Among the entries below, count the lines where the string "elementos" occurs, and give only the number.

[Stored records]
● ● ●

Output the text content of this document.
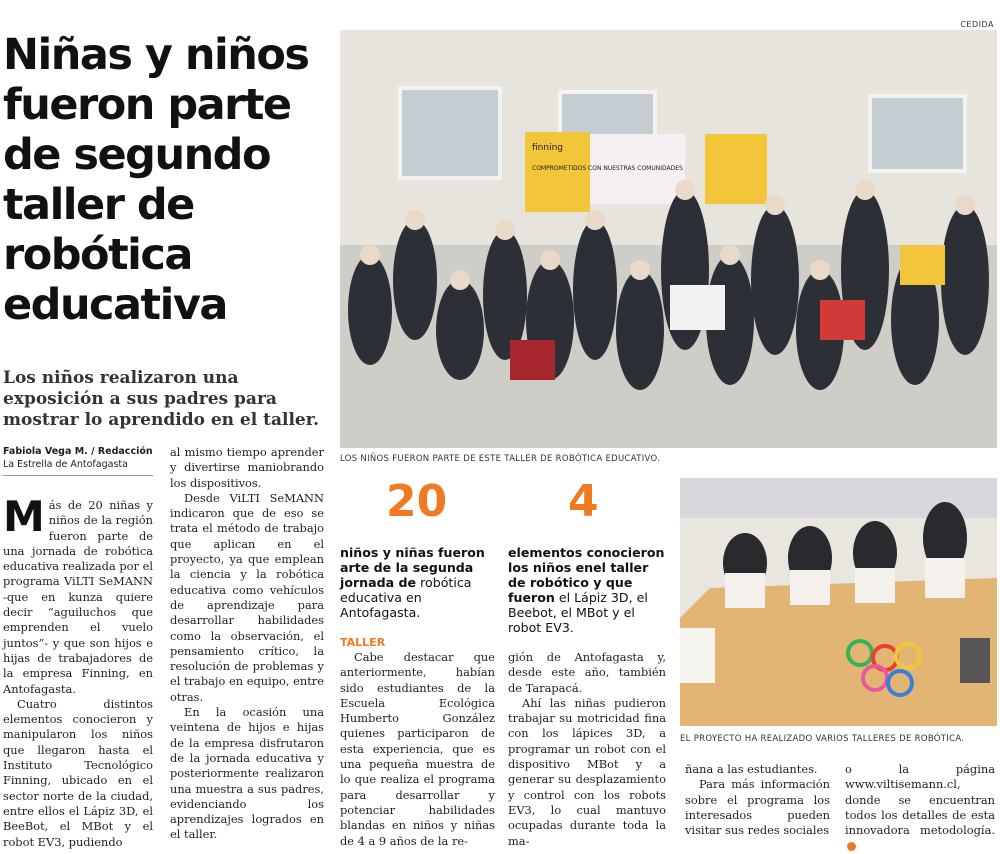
CEDIDA
Niñas y niños fueron parte de segundo taller de robótica educativa
Los niños realizaron una exposición a sus padres para mostrar lo aprendido en el taller.
Fabiola Vega M. / Redacción
La Estrella de Antofagasta
M ás de 20 niñas y niños de la región fueron parte de una jornada de robótica educativa realizada por el programa ViLTI SeMANN -que en kunza quiere decir “aguiluchos que emprenden el vuelo juntos”- y que son hijos e hijas de trabajadores de la empresa Finning, en Antofagasta.

Cuatro distintos elementos conocieron y manipularon los niños que llegaron hasta el Instituto Tecnológico Finning, ubicado en el sector norte de la ciudad, entre ellos el Lápiz 3D, el BeeBot, el MBot y el robot EV3, pudiendo

al mismo tiempo aprender y divertirse maniobrando los dispositivos.

Desde ViLTI SeMANN indicaron que de eso se trata el método de trabajo que aplican en el proyecto, ya que emplean la ciencia y la robótica educativa como vehículos de aprendizaje para desarrollar habilidades como la observación, el pensamiento crítico, la resolución de problemas y el trabajo en equipo, entre otras.

En la ocasión una veintena de hijos e hijas de la empresa disfrutaron de la jornada educativa y posteriormente realizaron una muestra a sus padres, evidenciando los aprendizajes logrados en el taller.

finning
COMPROMETIDOS CON NUESTRAS COMUNIDADES
LOS NIÑOS FUERON PARTE DE ESTE TALLER DE ROBÓTICA EDUCATIVO.
20	4
niños y niñas fueron arte de la segunda jornada de robótica educativa en Antofagasta.
elementos conocieron los niños enel taller de robótico y que fueron el Lápiz 3D, el Beebot, el MBot y el robot EV3.
TALLER

Cabe destacar que anteriormente, habían sido estudiantes de la Escuela Ecológica Humberto González quienes participaron de esta experiencia, que es una pequeña muestra de lo que realiza el programa para desarrollar y potenciar habilidades blandas en niños y niñas de 4 a 9 años de la re-

gión de Antofagasta y, desde este año, también de Tarapacá.

Ahí las niñas pudieron trabajar su motricidad fina con los lápices 3D, a programar un robot con el dispositivo MBot y a generar su desplazamiento y control con los robots EV3, lo cual mantuvo ocupadas durante toda la ma-

EL PROYECTO HA REALIZADO VARIOS TALLERES DE ROBÓTICA.

ñana a las estudiantes.

Para más información sobre el programa los interesados pueden visitar sus redes sociales

o la página www.viltisemann.cl, donde se encuentran todos los detalles de esta innovadora metodología.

● ● ●

RESPONSE TO THE EXERCISE >>
2